= Short task 1 =
Copy out the passage of the Gail Z. Martin biography between "Her first story" and "has three children.", inclusive.
= Short task 2 =
In the Gail Z. Martin biography, what company did Martin found in 2003?

>> Begin Document passage

- Martin at Dragon Con in 2026
- Born: December 1, 1962 (age 63) Meadville, Pennsylvania, U.S.
- Education: Grove City College (BA) Pennsylvania State University (MBA)
- Occupation: Writer
- Writing career
- Pen name: Gail Z. Martin
- Period: 2007–present
- Genres: Urban fantasy, epic fantasy
- Website: ascendantkingdoms.com

= Gail Z. Martin =

American writer

Gail Zehner Martin (born December 1, 1962) is an American writer of epic fantasy and urban fantasy and is most well known for her The Chronicles of The Necromancer fantasy adventure series for Solaris Books and Double Dragon Publishing.

==Biography==
Martin was born in Meadville, Pennsylvania, and she received her BA in history from Grove City College in 1984, and an M.B.A. in Marketing and Management Information Systems from Pennsylvania State University in 1986. She worked for seventeen years as a VP of Corporate Communications and other marketing roles before founding DreamSpinner Communications in 2003.

Her first novel, The Summoner, was published in 2007, and she has been a prolific author ever since. In addition to her fiction writing, Martin writes feature articles for regional and national magazines and teaches public relations writing and public speaking for the University of North Carolina - Charlotte. In 2018, Martin started publishing romance under the pen name Morgan Brice.

Her first story was about a vampire, which she wrote at age five. She also enjoyed watching Dark Shadows and Lost in Space in preschool. In college, she started a fanzine and is a regular attendee of science fiction/fantasy conventions, Renaissance fairs, and living history sites.

She married Larry N. Martin in 1987 and has three children.

>> End Document passage
>> Begin Given records

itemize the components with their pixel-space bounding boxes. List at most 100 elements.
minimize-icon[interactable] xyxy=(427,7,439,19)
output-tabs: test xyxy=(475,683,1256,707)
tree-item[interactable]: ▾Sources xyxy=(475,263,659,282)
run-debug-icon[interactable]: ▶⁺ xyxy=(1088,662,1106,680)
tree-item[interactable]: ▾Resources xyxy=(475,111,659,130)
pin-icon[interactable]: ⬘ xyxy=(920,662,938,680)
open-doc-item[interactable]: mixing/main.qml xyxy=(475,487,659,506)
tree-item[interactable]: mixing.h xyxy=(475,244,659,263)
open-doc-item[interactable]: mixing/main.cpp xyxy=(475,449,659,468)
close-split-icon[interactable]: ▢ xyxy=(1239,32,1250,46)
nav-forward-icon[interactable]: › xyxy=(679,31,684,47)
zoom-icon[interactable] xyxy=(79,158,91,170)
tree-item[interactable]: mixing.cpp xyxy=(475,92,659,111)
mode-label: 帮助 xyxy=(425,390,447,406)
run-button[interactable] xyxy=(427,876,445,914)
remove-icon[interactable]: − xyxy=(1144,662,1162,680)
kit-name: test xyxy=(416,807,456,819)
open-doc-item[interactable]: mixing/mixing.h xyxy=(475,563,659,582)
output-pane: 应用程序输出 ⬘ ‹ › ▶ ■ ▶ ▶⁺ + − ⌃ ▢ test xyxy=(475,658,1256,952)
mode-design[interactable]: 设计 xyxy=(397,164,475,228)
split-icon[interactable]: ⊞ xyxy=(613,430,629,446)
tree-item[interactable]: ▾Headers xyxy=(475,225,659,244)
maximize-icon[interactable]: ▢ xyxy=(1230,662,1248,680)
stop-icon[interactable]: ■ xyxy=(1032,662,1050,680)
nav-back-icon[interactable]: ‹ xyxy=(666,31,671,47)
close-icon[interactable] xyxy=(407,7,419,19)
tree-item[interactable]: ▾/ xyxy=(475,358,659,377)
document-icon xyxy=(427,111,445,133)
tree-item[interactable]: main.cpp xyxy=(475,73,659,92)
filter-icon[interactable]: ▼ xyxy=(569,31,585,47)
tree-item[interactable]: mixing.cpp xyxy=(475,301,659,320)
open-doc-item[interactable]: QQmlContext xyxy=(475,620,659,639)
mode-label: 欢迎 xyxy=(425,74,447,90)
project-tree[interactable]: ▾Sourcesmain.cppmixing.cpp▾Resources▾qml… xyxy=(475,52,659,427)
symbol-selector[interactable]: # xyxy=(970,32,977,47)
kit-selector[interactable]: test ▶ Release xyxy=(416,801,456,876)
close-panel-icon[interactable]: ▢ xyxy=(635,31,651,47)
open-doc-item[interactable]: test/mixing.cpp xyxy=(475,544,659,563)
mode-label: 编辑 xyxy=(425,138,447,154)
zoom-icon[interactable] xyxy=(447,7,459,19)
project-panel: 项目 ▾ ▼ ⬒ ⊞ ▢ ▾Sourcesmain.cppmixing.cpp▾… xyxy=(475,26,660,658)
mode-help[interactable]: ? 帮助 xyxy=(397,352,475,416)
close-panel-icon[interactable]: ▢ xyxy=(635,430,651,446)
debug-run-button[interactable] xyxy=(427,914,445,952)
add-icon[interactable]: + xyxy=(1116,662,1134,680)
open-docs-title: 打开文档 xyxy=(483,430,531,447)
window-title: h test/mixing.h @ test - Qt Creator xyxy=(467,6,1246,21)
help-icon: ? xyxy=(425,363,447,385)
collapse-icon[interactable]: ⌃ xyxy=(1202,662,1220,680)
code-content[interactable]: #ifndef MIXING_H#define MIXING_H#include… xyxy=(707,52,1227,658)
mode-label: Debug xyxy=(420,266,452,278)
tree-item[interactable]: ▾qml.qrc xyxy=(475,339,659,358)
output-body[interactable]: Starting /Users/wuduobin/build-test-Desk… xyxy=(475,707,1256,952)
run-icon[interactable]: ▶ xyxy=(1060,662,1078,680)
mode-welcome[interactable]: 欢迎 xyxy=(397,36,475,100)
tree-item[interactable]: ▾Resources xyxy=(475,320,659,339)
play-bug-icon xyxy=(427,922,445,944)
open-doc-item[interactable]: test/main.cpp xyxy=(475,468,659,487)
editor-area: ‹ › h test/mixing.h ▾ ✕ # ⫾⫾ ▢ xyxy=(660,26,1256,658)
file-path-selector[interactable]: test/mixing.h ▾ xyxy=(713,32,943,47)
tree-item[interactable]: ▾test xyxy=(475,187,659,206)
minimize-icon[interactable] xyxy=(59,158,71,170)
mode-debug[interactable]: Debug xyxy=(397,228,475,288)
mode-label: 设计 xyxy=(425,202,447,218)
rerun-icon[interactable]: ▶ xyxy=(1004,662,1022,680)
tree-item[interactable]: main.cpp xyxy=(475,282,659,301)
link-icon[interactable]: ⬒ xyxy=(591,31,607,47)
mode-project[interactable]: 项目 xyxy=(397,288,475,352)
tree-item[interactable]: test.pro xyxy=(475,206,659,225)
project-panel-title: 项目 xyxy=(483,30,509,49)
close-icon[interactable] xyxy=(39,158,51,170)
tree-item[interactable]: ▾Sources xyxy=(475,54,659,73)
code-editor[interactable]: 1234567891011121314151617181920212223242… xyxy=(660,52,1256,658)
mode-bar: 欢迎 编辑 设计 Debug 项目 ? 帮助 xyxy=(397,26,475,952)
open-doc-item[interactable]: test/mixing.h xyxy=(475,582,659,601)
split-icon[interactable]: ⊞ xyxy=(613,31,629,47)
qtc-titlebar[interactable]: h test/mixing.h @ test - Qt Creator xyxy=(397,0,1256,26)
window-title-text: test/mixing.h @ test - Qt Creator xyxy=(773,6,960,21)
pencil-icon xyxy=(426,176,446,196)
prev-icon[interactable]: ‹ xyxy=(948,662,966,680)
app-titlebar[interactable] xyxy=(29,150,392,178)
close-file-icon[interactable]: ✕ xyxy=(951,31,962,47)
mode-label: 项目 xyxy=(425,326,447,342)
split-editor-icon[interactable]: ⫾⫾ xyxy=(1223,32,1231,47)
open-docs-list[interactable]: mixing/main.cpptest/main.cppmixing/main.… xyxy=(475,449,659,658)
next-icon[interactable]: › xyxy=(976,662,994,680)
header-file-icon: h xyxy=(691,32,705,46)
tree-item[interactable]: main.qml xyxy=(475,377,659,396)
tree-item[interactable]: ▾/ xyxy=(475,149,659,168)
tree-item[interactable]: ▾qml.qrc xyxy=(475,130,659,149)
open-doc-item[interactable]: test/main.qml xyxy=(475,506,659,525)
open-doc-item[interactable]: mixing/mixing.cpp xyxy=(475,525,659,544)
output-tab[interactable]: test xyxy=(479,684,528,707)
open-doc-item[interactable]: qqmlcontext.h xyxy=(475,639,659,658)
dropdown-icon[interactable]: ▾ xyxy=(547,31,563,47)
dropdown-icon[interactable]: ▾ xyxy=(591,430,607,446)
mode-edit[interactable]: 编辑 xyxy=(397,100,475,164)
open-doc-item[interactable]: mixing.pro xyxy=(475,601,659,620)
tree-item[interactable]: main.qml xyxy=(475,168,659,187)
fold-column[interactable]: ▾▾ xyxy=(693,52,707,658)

>> End Given records

= Complete answer 1 =
Her first story was about a vampire, which she wrote at age five. She also enjoyed watching Dark Shadows and Lost in Space in preschool. In college, she started a fanzine and is a regular attendee of science fiction/fantasy conventions, Renaissance fairs, and living history sites.

She married Larry N. Martin in 1987 and has three children.

= Complete answer 2 =
DreamSpinner Communications